[Dataset items]
====

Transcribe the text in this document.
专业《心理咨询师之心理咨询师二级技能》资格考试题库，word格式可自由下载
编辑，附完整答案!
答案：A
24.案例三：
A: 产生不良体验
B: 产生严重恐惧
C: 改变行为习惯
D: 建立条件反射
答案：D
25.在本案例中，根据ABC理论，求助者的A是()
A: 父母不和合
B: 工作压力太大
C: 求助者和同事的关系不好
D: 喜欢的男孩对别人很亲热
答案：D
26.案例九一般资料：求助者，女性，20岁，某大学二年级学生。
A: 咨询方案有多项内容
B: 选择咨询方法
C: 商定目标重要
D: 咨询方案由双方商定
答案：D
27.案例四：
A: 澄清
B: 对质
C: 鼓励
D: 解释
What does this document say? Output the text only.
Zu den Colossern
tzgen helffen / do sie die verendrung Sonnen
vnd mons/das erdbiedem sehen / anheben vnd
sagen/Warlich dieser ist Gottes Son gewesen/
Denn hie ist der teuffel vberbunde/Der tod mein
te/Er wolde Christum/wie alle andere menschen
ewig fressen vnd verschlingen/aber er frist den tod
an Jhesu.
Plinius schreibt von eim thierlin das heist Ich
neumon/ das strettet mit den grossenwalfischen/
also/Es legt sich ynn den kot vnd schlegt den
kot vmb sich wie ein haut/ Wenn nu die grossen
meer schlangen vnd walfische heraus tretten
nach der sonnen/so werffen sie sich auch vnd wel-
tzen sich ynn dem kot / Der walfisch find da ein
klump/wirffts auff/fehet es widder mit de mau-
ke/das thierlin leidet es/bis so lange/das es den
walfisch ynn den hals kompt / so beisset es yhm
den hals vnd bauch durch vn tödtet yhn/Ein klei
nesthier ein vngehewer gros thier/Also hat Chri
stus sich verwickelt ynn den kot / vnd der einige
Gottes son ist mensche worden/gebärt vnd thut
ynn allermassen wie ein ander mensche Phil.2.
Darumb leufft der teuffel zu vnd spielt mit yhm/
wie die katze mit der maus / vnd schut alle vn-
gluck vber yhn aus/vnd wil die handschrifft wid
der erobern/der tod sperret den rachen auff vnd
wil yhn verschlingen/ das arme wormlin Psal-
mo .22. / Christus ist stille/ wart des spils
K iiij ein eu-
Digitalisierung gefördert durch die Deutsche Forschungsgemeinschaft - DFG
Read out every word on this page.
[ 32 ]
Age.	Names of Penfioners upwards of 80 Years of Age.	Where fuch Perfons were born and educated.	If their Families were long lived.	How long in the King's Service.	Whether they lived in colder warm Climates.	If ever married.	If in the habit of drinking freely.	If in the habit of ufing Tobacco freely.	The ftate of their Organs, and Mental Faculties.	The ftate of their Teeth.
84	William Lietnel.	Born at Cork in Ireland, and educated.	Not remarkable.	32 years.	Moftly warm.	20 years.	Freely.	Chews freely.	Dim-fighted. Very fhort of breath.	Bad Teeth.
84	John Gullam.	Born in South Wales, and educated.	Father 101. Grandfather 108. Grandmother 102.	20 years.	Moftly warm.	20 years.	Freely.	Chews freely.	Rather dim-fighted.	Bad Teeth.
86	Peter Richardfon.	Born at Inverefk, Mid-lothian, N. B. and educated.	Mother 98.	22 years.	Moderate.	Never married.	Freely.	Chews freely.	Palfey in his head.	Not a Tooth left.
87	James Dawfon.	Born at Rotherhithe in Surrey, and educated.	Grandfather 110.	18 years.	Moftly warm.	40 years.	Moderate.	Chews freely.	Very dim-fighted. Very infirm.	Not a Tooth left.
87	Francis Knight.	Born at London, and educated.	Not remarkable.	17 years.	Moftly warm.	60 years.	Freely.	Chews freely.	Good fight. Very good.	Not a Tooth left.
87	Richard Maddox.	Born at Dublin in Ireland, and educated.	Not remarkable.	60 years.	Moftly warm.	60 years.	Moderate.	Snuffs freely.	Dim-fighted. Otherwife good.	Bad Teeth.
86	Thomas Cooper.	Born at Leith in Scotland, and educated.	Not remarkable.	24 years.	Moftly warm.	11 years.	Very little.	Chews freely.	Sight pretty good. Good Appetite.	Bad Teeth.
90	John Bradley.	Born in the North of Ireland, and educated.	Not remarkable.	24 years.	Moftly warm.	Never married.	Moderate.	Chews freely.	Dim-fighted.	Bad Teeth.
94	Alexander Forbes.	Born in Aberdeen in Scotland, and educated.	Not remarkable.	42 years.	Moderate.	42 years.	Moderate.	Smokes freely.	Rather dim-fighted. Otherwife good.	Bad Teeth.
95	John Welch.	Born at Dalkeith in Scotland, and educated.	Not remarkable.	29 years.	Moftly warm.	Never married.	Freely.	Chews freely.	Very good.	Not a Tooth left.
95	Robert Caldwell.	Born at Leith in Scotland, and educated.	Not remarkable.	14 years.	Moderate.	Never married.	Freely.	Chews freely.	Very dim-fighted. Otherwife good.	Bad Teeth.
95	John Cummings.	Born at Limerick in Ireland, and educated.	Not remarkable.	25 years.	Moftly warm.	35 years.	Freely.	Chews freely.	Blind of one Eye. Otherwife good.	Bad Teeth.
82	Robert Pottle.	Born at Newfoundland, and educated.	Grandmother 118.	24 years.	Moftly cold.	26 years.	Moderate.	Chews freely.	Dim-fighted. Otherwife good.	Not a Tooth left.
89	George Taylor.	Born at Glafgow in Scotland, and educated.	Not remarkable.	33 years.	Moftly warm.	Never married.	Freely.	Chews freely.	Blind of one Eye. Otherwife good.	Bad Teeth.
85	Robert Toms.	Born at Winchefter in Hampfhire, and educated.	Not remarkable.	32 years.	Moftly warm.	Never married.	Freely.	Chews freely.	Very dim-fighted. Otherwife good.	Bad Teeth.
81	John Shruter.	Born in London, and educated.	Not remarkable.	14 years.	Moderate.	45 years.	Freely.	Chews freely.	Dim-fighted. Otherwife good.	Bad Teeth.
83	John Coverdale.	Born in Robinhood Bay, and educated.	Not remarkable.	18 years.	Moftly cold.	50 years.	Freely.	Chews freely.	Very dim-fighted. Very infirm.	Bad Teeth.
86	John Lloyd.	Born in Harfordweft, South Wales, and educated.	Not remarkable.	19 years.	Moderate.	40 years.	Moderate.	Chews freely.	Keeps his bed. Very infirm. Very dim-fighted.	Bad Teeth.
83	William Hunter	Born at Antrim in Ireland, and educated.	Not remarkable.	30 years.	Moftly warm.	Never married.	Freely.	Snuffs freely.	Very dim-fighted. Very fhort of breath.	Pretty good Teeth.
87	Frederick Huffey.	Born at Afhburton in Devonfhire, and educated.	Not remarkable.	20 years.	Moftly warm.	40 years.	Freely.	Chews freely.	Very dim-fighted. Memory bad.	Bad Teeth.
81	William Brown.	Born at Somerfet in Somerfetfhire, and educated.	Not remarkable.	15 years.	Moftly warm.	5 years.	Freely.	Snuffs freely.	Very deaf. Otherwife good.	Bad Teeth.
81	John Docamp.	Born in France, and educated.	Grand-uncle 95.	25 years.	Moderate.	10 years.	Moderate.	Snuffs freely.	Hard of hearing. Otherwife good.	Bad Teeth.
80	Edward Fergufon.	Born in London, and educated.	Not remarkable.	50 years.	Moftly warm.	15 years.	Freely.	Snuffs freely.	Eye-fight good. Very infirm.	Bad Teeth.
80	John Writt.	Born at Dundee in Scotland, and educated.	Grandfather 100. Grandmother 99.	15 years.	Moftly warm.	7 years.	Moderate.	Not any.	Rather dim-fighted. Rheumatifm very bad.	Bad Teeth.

====

■ GIVEN EXERCISE: Tell how many lines in the records above contain "Gottes", giving the number and no other words.

■ COMPLETE RESPONSE: 2